→ **Text extract**
Some authors describe the insertion before and after. I think there is no need to classify it differently. The above program inserts the element after the specified position. In order to insert an element before the given position, only decrease the value of variable n before passing to function atgiven (). By changing the value of n, the user can accomplish the operation insertion before, after and exactly at given position.

6.25.4 Deletion in Circular Linked List

Like insertion, deletion of element in the circular linked list can be done at various positions and they are as follows:

  1. Deletion at beginning
  2. Deletion at the end
  3. Deletion at the specified position.

Figure 6.28 Deletion at beginning

Figure 6.29 Deletion at end

The pointer adjustment is same in insertion and deletion. However, in insertion, an element is inserted and memory is allocated. In deletion, a node from the list is removed and memory is released. Consider the following program. Refer the Fig. 6.28 and 6.29.

→ **Extracted data**

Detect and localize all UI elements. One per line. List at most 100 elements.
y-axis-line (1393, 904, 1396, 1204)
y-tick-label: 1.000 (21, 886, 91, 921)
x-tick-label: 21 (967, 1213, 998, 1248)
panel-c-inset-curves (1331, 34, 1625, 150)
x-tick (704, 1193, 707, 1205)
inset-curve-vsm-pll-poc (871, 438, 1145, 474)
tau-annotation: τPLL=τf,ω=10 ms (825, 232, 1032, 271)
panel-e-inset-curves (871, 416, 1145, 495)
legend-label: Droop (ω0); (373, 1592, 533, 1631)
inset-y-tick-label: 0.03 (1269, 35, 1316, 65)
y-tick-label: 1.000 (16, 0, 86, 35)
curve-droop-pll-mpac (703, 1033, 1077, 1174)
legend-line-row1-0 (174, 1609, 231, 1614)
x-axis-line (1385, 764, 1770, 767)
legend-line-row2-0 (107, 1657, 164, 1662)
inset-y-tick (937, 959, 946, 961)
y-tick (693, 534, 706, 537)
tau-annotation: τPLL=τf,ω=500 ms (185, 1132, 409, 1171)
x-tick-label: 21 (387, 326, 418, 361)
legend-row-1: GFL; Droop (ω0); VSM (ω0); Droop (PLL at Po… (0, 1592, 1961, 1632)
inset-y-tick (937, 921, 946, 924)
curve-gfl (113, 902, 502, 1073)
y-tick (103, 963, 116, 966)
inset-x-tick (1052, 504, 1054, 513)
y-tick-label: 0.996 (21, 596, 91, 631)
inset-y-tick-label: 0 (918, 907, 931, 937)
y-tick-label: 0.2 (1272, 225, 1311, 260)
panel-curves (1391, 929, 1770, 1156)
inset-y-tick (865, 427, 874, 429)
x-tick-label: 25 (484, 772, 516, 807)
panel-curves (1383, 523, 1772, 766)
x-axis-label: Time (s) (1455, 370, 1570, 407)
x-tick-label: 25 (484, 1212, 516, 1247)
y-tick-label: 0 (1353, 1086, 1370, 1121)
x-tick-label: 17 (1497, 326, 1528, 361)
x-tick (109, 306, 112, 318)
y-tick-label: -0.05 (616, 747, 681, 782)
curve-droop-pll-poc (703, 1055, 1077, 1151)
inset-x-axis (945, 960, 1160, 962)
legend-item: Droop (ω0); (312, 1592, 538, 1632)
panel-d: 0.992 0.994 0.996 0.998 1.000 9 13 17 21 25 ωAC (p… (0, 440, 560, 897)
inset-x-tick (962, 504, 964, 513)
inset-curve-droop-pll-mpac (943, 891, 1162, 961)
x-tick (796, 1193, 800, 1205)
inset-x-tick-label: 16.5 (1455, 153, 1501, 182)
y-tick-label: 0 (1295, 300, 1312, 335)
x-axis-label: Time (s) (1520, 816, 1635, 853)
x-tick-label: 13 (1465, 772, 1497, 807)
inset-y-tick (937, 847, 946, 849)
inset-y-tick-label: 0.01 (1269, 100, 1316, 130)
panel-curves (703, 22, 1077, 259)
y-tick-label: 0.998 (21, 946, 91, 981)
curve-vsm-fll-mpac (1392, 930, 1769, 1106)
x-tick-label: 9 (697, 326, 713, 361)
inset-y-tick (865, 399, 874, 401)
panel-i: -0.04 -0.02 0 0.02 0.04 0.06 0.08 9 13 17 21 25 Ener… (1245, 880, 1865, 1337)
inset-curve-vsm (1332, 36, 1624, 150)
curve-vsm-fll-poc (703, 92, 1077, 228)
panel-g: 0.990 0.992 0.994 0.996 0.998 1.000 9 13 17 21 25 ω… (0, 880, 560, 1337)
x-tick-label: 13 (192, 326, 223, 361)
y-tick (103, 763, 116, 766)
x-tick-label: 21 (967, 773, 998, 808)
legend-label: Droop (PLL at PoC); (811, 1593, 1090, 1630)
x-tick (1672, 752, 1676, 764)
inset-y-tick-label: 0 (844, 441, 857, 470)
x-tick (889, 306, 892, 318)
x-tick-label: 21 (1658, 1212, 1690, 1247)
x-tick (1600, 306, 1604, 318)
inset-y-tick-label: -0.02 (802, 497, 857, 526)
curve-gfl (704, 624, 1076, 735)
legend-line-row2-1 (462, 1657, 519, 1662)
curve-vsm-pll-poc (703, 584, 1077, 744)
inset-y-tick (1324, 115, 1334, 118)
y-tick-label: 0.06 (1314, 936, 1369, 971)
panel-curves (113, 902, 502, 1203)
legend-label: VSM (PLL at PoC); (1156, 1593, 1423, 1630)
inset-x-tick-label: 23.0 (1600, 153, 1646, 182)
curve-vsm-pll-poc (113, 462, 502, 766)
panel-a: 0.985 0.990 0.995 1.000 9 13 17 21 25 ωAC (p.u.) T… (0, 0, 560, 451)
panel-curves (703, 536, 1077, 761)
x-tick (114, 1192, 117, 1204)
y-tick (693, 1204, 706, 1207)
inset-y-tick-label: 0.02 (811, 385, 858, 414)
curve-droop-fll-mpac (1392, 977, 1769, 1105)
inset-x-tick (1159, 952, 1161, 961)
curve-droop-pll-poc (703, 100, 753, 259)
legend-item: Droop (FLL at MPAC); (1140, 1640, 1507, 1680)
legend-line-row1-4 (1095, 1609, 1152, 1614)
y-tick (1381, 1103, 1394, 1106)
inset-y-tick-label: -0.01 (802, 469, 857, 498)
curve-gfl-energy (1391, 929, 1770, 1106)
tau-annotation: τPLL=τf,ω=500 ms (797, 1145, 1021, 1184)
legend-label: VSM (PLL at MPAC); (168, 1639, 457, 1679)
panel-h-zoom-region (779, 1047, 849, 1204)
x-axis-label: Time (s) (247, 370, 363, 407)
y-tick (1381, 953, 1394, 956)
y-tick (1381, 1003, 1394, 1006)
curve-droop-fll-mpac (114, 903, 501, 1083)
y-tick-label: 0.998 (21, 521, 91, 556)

→ **Problem description**
Continue the text on deletion in circular linked lists from where it stops. The records have no connection to the text.

→ **Reply to the task**
Example 6.30

Write a program to delete an element from end and beginning of the linked list.

Solution

# include <stdio.h>

# include <conio.h>

# include <malloc.h>

struct num

{

int num;

struct num *next;

} *header,*first,*rear;

static int c;

main ()

{

void create (void);

void datend(void);

void datbeg(void);

void show(void);

clrscr();

create ();

show();

printf ("\nAfter deletion of beginning element");

datbeg();

show();

printf ("\nAfter deletion of end element");

datend();

show();

}

void create ()

{

struct num *node;

printf ("\n Enter numbers( 0 to exit): ");

if (header==NULL)

{

first=(struct num*)malloc(sizeof(struct num));

scanf ("%d",&first->num);

first->next=header;

header=first;

rear=first;

c++;

}

while (1)

{

node=(struct num*) malloc(sizeof(struct num));

scanf ("%d",&node->num);

if (node->num==0) break;

node->next=header;

rear->next=node;

rear=node;

c++;

}

}

void datend()

{

int k=0;

while (k++<(c−2))

header=header->next;

free(rear);

rear=header;

rear->next=first;

header=first;

c−−;

}

void datbeg()

{

struct num *node;

node=first;

first=header=header->next;

free(node);

rear->next=header;

c−−;

}

void show ()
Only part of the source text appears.